■ **Short problem**
Copy every entry word for word, but skip the pictures.

■ **Raw records**
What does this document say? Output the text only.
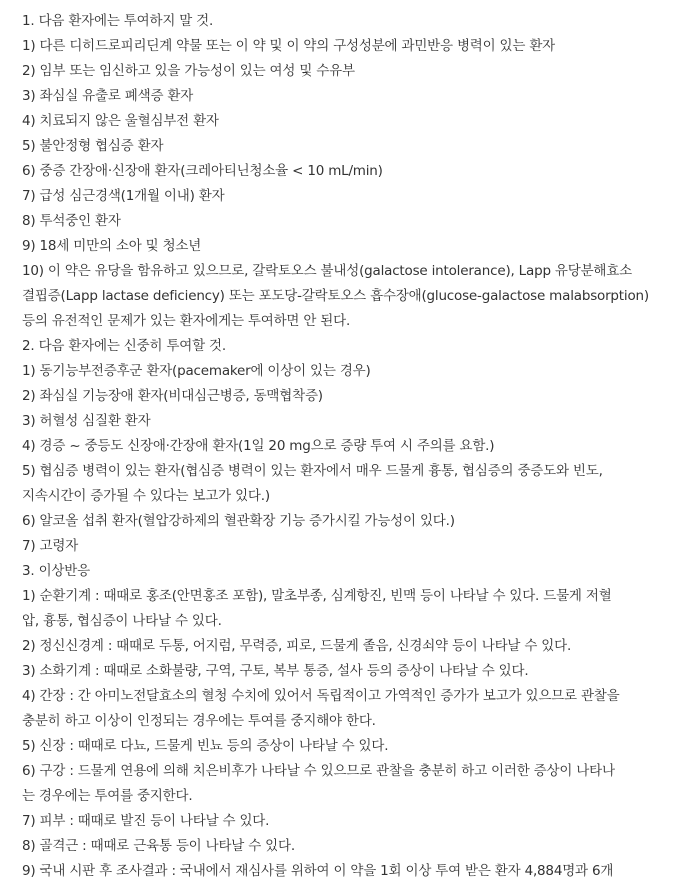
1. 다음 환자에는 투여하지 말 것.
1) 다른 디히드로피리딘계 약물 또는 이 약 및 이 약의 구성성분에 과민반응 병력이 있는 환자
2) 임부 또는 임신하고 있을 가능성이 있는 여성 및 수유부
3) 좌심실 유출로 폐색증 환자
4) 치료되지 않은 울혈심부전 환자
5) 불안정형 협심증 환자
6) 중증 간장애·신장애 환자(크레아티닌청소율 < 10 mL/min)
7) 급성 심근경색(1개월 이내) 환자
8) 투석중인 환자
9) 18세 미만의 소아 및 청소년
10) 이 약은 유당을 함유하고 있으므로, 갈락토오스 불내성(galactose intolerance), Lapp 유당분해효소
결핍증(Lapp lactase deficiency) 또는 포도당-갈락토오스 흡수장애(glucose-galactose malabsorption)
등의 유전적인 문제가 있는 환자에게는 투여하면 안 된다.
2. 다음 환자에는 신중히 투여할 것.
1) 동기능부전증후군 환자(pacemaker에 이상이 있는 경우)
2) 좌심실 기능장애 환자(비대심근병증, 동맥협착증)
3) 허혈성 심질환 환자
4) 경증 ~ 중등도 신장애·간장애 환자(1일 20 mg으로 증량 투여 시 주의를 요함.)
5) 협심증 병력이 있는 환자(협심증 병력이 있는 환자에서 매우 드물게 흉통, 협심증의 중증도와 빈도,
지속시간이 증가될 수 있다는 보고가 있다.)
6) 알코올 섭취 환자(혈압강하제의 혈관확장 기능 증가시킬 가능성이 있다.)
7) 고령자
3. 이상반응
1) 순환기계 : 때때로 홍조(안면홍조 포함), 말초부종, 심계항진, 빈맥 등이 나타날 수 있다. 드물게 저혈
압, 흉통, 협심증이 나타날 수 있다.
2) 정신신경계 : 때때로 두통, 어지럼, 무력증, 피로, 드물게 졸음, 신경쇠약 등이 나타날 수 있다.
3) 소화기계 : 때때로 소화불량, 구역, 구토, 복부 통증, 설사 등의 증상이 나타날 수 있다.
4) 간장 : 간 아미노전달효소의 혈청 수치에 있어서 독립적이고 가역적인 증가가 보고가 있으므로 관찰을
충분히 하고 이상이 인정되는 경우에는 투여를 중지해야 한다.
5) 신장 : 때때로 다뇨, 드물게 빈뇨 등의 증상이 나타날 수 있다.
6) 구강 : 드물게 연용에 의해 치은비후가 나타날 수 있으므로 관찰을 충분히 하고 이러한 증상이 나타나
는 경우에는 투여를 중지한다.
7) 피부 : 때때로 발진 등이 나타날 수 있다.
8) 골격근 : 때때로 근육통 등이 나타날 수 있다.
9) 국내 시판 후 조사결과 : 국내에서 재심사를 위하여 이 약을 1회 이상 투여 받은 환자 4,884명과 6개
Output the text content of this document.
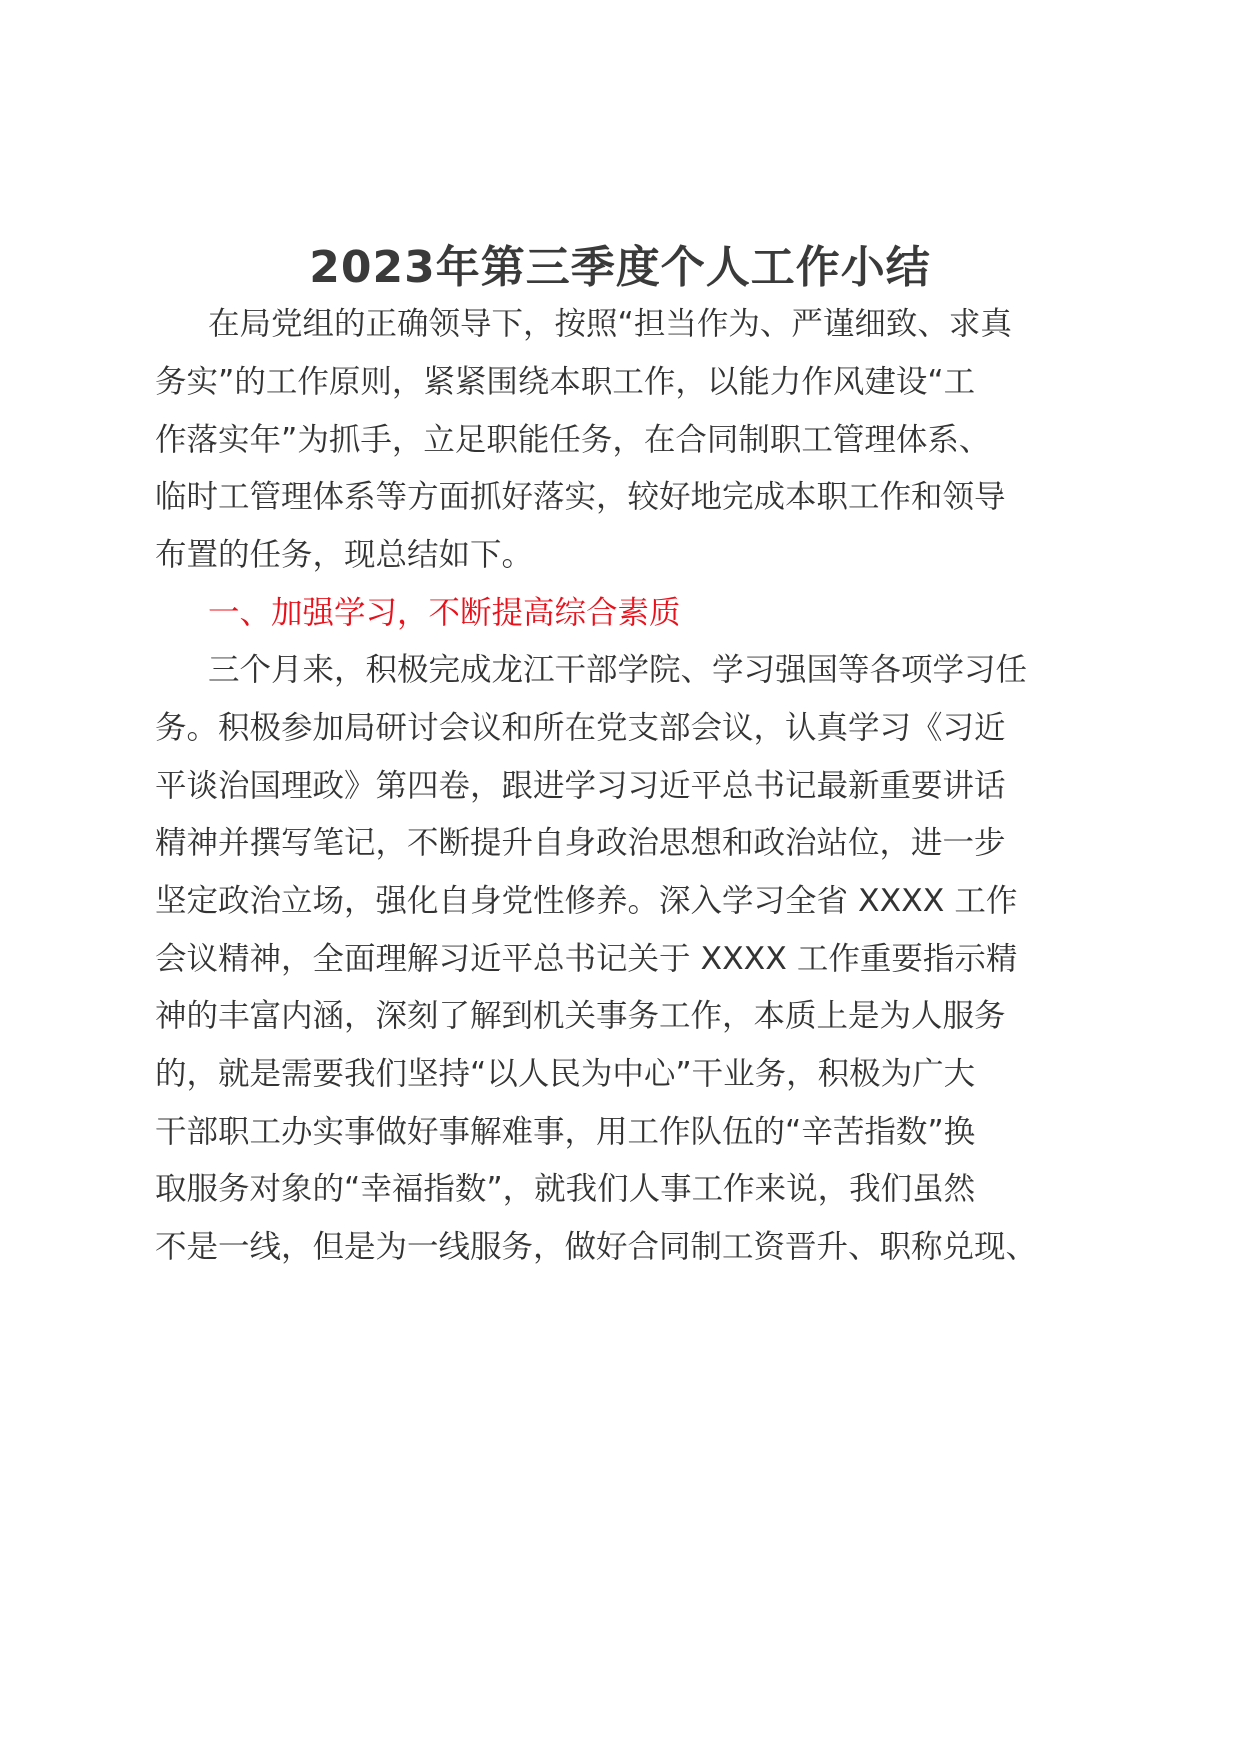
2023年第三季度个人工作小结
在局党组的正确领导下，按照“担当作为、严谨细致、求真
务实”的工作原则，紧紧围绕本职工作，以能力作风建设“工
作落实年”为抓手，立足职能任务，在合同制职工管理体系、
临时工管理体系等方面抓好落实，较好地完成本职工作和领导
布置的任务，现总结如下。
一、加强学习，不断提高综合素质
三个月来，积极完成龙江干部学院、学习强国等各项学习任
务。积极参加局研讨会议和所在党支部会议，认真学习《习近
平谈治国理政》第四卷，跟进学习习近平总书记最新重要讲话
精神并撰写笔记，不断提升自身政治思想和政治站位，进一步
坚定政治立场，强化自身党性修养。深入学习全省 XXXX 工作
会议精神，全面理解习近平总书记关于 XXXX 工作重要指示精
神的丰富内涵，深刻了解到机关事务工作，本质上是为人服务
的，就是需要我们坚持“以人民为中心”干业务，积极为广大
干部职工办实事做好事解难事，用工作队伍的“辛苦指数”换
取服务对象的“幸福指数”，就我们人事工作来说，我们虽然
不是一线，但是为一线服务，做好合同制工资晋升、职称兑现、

■ **Exercise result**
What does this document say? Output the text only.
1. 다음 환자에는 투여하지 말 것.
1) 다른 디히드로피리딘계 약물 또는 이 약 및 이 약의 구성성분에 과민반응 병력이 있는 환자
2) 임부 또는 임신하고 있을 가능성이 있는 여성 및 수유부
3) 좌심실 유출로 폐색증 환자
4) 치료되지 않은 울혈심부전 환자
5) 불안정형 협심증 환자
6) 중증 간장애·신장애 환자(크레아티닌청소율 < 10 mL/min)
7) 급성 심근경색(1개월 이내) 환자
8) 투석중인 환자
9) 18세 미만의 소아 및 청소년
10) 이 약은 유당을 함유하고 있으므로, 갈락토오스 불내성(galactose intolerance), Lapp 유당분해효소
결핍증(Lapp lactase deficiency) 또는 포도당-갈락토오스 흡수장애(glucose-galactose malabsorption)
등의 유전적인 문제가 있는 환자에게는 투여하면 안 된다.
2. 다음 환자에는 신중히 투여할 것.
1) 동기능부전증후군 환자(pacemaker에 이상이 있는 경우)
2) 좌심실 기능장애 환자(비대심근병증, 동맥협착증)
3) 허혈성 심질환 환자
4) 경증 ~ 중등도 신장애·간장애 환자(1일 20 mg으로 증량 투여 시 주의를 요함.)
5) 협심증 병력이 있는 환자(협심증 병력이 있는 환자에서 매우 드물게 흉통, 협심증의 중증도와 빈도,
지속시간이 증가될 수 있다는 보고가 있다.)
6) 알코올 섭취 환자(혈압강하제의 혈관확장 기능 증가시킬 가능성이 있다.)
7) 고령자
3. 이상반응
1) 순환기계 : 때때로 홍조(안면홍조 포함), 말초부종, 심계항진, 빈맥 등이 나타날 수 있다. 드물게 저혈
압, 흉통, 협심증이 나타날 수 있다.
2) 정신신경계 : 때때로 두통, 어지럼, 무력증, 피로, 드물게 졸음, 신경쇠약 등이 나타날 수 있다.
3) 소화기계 : 때때로 소화불량, 구역, 구토, 복부 통증, 설사 등의 증상이 나타날 수 있다.
4) 간장 : 간 아미노전달효소의 혈청 수치에 있어서 독립적이고 가역적인 증가가 보고가 있으므로 관찰을
충분히 하고 이상이 인정되는 경우에는 투여를 중지해야 한다.
5) 신장 : 때때로 다뇨, 드물게 빈뇨 등의 증상이 나타날 수 있다.
6) 구강 : 드물게 연용에 의해 치은비후가 나타날 수 있으므로 관찰을 충분히 하고 이러한 증상이 나타나
는 경우에는 투여를 중지한다.
7) 피부 : 때때로 발진 등이 나타날 수 있다.
8) 골격근 : 때때로 근육통 등이 나타날 수 있다.
9) 국내 시판 후 조사결과 : 국내에서 재심사를 위하여 이 약을 1회 이상 투여 받은 환자 4,884명과 6개
Output the text content of this document.
2023年第三季度个人工作小结
在局党组的正确领导下，按照“担当作为、严谨细致、求真
务实”的工作原则，紧紧围绕本职工作，以能力作风建设“工
作落实年”为抓手，立足职能任务，在合同制职工管理体系、
临时工管理体系等方面抓好落实，较好地完成本职工作和领导
布置的任务，现总结如下。
一、加强学习，不断提高综合素质
三个月来，积极完成龙江干部学院、学习强国等各项学习任
务。积极参加局研讨会议和所在党支部会议，认真学习《习近
平谈治国理政》第四卷，跟进学习习近平总书记最新重要讲话
精神并撰写笔记，不断提升自身政治思想和政治站位，进一步
坚定政治立场，强化自身党性修养。深入学习全省 XXXX 工作
会议精神，全面理解习近平总书记关于 XXXX 工作重要指示精
神的丰富内涵，深刻了解到机关事务工作，本质上是为人服务
的，就是需要我们坚持“以人民为中心”干业务，积极为广大
干部职工办实事做好事解难事，用工作队伍的“辛苦指数”换
取服务对象的“幸福指数”，就我们人事工作来说，我们虽然
不是一线，但是为一线服务，做好合同制工资晋升、职称兑现、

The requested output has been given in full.